◆ YOUR OBJECTIVE
Retype all the records with nothing changed.

——————

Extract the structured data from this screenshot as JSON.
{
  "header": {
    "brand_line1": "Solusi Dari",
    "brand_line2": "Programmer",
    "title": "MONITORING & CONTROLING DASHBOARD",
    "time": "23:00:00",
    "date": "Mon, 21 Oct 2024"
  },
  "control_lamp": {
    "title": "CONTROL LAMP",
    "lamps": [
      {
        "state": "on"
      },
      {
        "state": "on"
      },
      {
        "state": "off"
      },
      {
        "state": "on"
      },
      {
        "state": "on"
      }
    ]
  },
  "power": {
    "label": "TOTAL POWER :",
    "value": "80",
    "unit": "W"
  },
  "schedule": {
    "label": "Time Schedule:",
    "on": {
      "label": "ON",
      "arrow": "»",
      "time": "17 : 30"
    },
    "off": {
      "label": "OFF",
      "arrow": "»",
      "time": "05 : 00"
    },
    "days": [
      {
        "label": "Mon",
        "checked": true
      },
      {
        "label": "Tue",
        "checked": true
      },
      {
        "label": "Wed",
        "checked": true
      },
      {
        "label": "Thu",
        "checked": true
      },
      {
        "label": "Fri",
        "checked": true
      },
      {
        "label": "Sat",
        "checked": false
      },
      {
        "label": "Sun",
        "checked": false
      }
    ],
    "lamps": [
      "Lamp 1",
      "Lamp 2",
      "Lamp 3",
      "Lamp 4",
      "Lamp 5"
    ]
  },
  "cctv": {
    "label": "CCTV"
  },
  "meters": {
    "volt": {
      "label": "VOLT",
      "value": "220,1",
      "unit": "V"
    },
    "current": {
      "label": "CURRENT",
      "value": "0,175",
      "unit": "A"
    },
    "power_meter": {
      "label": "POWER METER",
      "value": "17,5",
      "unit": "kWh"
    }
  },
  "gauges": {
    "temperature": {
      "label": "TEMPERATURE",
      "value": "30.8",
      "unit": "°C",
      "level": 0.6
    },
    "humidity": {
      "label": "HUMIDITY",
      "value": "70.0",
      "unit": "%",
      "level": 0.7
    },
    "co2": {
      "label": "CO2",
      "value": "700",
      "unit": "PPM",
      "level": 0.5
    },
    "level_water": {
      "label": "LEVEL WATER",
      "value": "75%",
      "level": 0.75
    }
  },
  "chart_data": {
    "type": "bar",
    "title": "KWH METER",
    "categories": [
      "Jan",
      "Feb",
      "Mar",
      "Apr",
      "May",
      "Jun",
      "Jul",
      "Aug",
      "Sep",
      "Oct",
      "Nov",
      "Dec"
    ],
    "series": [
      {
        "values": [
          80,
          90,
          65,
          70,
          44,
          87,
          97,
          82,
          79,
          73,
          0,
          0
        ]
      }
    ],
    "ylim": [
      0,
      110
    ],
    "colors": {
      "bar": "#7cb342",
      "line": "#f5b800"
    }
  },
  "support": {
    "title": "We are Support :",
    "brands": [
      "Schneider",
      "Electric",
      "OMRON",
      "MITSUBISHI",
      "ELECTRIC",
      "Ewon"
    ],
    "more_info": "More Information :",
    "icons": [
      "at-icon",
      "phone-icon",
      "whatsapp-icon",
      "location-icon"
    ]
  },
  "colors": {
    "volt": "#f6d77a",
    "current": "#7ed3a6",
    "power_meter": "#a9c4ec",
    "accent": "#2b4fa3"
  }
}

——————

◆ TASK ANSWER
Extract the structured data from this screenshot as JSON.
{
  "header": {
    "brand_line1": "Solusi Dari",
    "brand_line2": "Programmer",
    "title": "MONITORING & CONTROLING DASHBOARD",
    "time": "23:00:00",
    "date": "Mon, 21 Oct 2024"
  },
  "control_lamp": {
    "title": "CONTROL LAMP",
    "lamps": [
      {
        "state": "on"
      },
      {
        "state": "on"
      },
      {
        "state": "off"
      },
      {
        "state": "on"
      },
      {
        "state": "on"
      }
    ]
  },
  "power": {
    "label": "TOTAL POWER :",
    "value": "80",
    "unit": "W"
  },
  "schedule": {
    "label": "Time Schedule:",
    "on": {
      "label": "ON",
      "arrow": "»",
      "time": "17 : 30"
    },
    "off": {
      "label": "OFF",
      "arrow": "»",
      "time": "05 : 00"
    },
    "days": [
      {
        "label": "Mon",
        "checked": true
      },
      {
        "label": "Tue",
        "checked": true
      },
      {
        "label": "Wed",
        "checked": true
      },
      {
        "label": "Thu",
        "checked": true
      },
      {
        "label": "Fri",
        "checked": true
      },
      {
        "label": "Sat",
        "checked": false
      },
      {
        "label": "Sun",
        "checked": false
      }
    ],
    "lamps": [
      "Lamp 1",
      "Lamp 2",
      "Lamp 3",
      "Lamp 4",
      "Lamp 5"
    ]
  },
  "cctv": {
    "label": "CCTV"
  },
  "meters": {
    "volt": {
      "label": "VOLT",
      "value": "220,1",
      "unit": "V"
    },
    "current": {
      "label": "CURRENT",
      "value": "0,175",
      "unit": "A"
    },
    "power_meter": {
      "label": "POWER METER",
      "value": "17,5",
      "unit": "kWh"
    }
  },
  "gauges": {
    "temperature": {
      "label": "TEMPERATURE",
      "value": "30.8",
      "unit": "°C",
      "level": 0.6
    },
    "humidity": {
      "label": "HUMIDITY",
      "value": "70.0",
      "unit": "%",
      "level": 0.7
    },
    "co2": {
      "label": "CO2",
      "value": "700",
      "unit": "PPM",
      "level": 0.5
    },
    "level_water": {
      "label": "LEVEL WATER",
      "value": "75%",
      "level": 0.75
    }
  },
  "chart_data": {
    "type": "bar",
    "title": "KWH METER",
    "categories": [
      "Jan",
      "Feb",
      "Mar",
      "Apr",
      "May",
      "Jun",
      "Jul",
      "Aug",
      "Sep",
      "Oct",
      "Nov",
      "Dec"
    ],
    "series": [
      {
        "values": [
          80,
          90,
          65,
          70,
          44,
          87,
          97,
          82,
          79,
          73,
          0,
          0
        ]
      }
    ],
    "ylim": [
      0,
      110
    ],
    "colors": {
      "bar": "#7cb342",
      "line": "#f5b800"
    }
  },
  "support": {
    "title": "We are Support :",
    "brands": [
      "Schneider",
      "Electric",
      "OMRON",
      "MITSUBISHI",
      "ELECTRIC",
      "Ewon"
    ],
    "more_info": "More Information :",
    "icons": [
      "at-icon",
      "phone-icon",
      "whatsapp-icon",
      "location-icon"
    ]
  },
  "colors": {
    "volt": "#f6d77a",
    "current": "#7ed3a6",
    "power_meter": "#a9c4ec",
    "accent": "#2b4fa3"
  }
}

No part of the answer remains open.